TUGAS YANG DIKERJAKAN
A – Salin seluruh teks bacaan tentang teori dalang Gerakan 30 September 1965 tanpa mengubah satu kata pun.
B – Ubah baris-baris entri, mulai dari baris pertama entri dan berakhir pada baris yang memuat "The interior space 16 is at (88, 318)." (kedua ujung termasuk), menjadi tabel Markdown berkolom No dan Baris. Lewati baris kosong dan jangan sertakan baris lain.

TEKS BACAAN
######

Inilah peristiwa yang hingga kini masih menyimpan kontroversi. Utamanya adalah yang berhubungan dengan pertanyaan “Siapa dalang Gerakan 30 September 1965 sebenarnya?” Setidaknya terdapat enam teori mengenai peristiwa kudeta G30S tahun 1965 ini :
Gerakan 30 September merupakan persoalan
internal Angkatan Darat (AD)
Dikemukakan
antara lain oleh Ben Anderson, W.F.Wertheim, dan Coen Hotsapel, teori ini
menyatakan bahwa G30S hanyalah peristiwa yang timbul akibat adanya persoalan di
kalangan AD sendiri. Hal ini misalnya didasarkan pada pernyataan pemimpin
Gerakan, yaitu Letnan Kolonel Untung yang menyatakan bahwa para pemimpin AD
hidup bermewah-mewahan dan memperkaya diri sehingga mencemarkan nama baik AD.

######

ENTRI YANG DIBERIKAN
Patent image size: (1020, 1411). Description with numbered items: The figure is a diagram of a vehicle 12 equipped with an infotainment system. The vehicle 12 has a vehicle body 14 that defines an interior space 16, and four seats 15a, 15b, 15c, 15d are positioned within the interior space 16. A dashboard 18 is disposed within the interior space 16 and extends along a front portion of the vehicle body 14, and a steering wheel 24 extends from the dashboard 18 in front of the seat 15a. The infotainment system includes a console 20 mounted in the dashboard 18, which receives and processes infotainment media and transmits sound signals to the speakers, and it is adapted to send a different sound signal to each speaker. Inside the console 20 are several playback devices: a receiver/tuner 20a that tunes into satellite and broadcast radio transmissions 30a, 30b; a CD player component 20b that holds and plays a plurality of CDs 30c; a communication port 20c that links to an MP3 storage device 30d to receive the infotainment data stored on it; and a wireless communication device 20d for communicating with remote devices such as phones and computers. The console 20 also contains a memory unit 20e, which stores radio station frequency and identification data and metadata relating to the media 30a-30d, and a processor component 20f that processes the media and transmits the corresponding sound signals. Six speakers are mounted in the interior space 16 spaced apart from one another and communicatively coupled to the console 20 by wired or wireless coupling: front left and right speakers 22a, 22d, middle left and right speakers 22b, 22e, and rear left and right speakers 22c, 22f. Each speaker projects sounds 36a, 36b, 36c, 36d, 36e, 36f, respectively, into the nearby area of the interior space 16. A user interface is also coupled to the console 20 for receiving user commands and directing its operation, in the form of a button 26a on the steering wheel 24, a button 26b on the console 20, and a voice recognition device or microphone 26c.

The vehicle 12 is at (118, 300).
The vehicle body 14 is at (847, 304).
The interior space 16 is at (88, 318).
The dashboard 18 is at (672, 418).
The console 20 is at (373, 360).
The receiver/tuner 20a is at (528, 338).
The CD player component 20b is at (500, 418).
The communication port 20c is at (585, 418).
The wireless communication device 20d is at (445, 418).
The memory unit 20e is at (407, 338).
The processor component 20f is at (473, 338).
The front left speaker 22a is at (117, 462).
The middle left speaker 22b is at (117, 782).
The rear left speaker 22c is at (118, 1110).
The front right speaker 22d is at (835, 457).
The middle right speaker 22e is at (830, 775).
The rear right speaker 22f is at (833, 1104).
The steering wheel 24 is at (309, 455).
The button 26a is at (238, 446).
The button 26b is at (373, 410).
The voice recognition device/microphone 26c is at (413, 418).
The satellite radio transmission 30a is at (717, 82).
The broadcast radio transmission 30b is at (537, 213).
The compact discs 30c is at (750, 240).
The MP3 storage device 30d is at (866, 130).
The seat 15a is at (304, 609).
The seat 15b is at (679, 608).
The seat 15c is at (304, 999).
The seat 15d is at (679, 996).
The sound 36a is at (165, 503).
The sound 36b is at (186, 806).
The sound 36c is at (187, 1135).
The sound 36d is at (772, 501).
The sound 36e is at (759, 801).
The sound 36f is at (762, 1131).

######

DAFTAR JAWABAN
A –
Inilah peristiwa yang hingga kini masih menyimpan kontroversi. Utamanya adalah yang berhubungan dengan pertanyaan “Siapa dalang Gerakan 30 September 1965 sebenarnya?” Setidaknya terdapat enam teori mengenai peristiwa kudeta G30S tahun 1965 ini :
Gerakan 30 September merupakan persoalan
internal Angkatan Darat (AD)
Dikemukakan
antara lain oleh Ben Anderson, W.F.Wertheim, dan Coen Hotsapel, teori ini
menyatakan bahwa G30S hanyalah peristiwa yang timbul akibat adanya persoalan di
kalangan AD sendiri. Hal ini misalnya didasarkan pada pernyataan pemimpin
Gerakan, yaitu Letnan Kolonel Untung yang menyatakan bahwa para pemimpin AD
hidup bermewah-mewahan dan memperkaya diri sehingga mencemarkan nama baik AD.

B –
| No | Baris |
|---|---|
| 1 | Patent image size: (1020, 1411). Description with numbered items: The figure is a diagram of a vehicle 12 equipped with an infotainment system. The vehicle 12 has a vehicle body 14 that defines an interior space 16, and four seats 15a, 15b, 15c, 15d are positioned within the interior space 16. A dashboard 18 is disposed within the interior space 16 and extends along a front portion of the vehicle body 14, and a steering wheel 24 extends from the dashboard 18 in front of the seat 15a. The infotainment system includes a console 20 mounted in the dashboard 18, which receives and processes infotainment media and transmits sound signals to the speakers, and it is adapted to send a different sound signal to each speaker. Inside the console 20 are several playback devices: a receiver/tuner 20a that tunes into satellite and broadcast radio transmissions 30a, 30b; a CD player component 20b that holds and plays a plurality of CDs 30c; a communication port 20c that links to an MP3 storage device 30d to receive the infotainment data stored on it; and a wireless communication device 20d for communicating with remote devices such as phones and computers. The console 20 also contains a memory unit 20e, which stores radio station frequency and identification data and metadata relating to the media 30a-30d, and a processor component 20f that processes the media and transmits the corresponding sound signals. Six speakers are mounted in the interior space 16 spaced apart from one another and communicatively coupled to the console 20 by wired or wireless coupling: front left and right speakers 22a, 22d, middle left and right speakers 22b, 22e, and rear left and right speakers 22c, 22f. Each speaker projects sounds 36a, 36b, 36c, 36d, 36e, 36f, respectively, into the nearby area of the interior space 16. A user interface is also coupled to the console 20 for receiving user commands and directing its operation, in the form of a button 26a on the steering wheel 24, a button 26b on the console 20, and a voice recognition device or microphone 26c. |
| 2 | The vehicle 12 is at (118, 300). |
| 3 | The vehicle body 14 is at (847, 304). |
| 4 | The interior space 16 is at (88, 318). |